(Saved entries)
____________________

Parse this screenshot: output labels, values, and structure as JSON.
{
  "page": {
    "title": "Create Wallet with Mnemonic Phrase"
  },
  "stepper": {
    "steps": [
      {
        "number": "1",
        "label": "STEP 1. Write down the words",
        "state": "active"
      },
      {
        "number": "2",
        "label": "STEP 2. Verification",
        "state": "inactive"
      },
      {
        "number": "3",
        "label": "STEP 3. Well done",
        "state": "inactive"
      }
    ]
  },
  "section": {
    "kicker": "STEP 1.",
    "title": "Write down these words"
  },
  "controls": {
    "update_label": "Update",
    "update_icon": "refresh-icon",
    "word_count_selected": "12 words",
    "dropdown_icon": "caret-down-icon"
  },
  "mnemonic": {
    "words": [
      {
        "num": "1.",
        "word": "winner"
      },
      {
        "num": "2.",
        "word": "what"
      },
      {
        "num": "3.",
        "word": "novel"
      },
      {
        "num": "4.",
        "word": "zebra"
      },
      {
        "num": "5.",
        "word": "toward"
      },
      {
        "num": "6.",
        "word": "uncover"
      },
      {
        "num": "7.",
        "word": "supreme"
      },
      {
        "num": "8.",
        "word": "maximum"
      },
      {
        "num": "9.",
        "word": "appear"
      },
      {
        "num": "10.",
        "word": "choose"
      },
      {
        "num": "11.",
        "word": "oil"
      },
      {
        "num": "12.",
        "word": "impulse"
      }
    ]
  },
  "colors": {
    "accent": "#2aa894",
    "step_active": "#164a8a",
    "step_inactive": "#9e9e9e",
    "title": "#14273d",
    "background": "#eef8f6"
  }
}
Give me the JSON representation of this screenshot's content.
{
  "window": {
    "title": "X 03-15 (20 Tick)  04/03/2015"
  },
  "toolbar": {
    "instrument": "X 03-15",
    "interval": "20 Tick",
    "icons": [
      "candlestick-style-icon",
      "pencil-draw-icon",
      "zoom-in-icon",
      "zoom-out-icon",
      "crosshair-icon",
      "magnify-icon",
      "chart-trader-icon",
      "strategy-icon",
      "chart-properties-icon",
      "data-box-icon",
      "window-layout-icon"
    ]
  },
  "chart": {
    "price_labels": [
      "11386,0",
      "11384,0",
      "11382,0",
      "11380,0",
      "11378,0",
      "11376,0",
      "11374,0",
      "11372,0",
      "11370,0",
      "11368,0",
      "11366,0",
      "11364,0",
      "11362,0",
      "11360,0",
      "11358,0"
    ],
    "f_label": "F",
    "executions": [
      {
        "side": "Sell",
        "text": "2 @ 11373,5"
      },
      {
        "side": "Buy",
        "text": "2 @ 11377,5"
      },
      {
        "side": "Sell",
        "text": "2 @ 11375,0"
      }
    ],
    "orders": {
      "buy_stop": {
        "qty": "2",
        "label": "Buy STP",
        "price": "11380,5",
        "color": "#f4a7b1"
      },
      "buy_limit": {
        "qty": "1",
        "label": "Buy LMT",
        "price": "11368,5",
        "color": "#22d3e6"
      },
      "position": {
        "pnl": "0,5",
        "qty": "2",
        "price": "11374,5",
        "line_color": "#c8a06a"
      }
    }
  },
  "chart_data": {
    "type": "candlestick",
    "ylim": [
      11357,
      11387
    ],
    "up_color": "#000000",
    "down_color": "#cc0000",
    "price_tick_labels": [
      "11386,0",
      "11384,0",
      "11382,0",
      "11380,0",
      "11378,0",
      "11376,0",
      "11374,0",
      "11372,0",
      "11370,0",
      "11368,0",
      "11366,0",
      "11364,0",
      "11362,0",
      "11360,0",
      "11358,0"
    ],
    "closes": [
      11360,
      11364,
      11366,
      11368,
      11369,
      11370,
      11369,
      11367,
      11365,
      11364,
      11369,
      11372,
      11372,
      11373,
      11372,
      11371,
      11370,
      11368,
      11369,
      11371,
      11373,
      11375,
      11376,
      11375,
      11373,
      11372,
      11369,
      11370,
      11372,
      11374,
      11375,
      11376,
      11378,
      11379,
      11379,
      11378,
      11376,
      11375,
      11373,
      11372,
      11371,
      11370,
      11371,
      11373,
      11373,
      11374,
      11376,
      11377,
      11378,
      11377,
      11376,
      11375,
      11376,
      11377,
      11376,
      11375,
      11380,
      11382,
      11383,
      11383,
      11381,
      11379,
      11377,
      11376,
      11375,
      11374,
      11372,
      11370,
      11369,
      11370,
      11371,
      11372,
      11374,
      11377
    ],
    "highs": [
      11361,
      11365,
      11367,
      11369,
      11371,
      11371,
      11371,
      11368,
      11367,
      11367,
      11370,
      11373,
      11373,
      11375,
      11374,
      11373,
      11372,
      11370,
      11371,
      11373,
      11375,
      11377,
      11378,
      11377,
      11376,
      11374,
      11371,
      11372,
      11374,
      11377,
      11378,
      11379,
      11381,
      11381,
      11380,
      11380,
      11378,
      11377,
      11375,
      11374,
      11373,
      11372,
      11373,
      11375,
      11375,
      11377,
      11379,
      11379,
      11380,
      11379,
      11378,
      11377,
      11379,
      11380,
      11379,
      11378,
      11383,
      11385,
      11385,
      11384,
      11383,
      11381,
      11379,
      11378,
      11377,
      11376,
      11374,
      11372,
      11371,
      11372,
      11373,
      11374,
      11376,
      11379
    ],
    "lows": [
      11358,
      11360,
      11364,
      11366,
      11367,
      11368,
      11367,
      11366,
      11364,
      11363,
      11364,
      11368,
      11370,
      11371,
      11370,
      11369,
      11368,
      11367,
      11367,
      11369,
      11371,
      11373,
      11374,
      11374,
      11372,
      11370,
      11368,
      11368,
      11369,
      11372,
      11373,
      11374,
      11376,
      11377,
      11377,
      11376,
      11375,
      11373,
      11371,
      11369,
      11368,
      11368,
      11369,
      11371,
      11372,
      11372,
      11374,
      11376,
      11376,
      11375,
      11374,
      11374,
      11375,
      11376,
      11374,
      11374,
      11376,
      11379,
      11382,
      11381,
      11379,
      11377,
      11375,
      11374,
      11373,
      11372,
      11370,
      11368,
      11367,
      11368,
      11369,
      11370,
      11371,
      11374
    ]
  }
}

____________________

▸ **Set problem**
Filter the listing above by the word "candlestick"; copy each line that passes.

▸ **Exercise solution**
      "candlestick-style-icon",
    "type": "candlestick",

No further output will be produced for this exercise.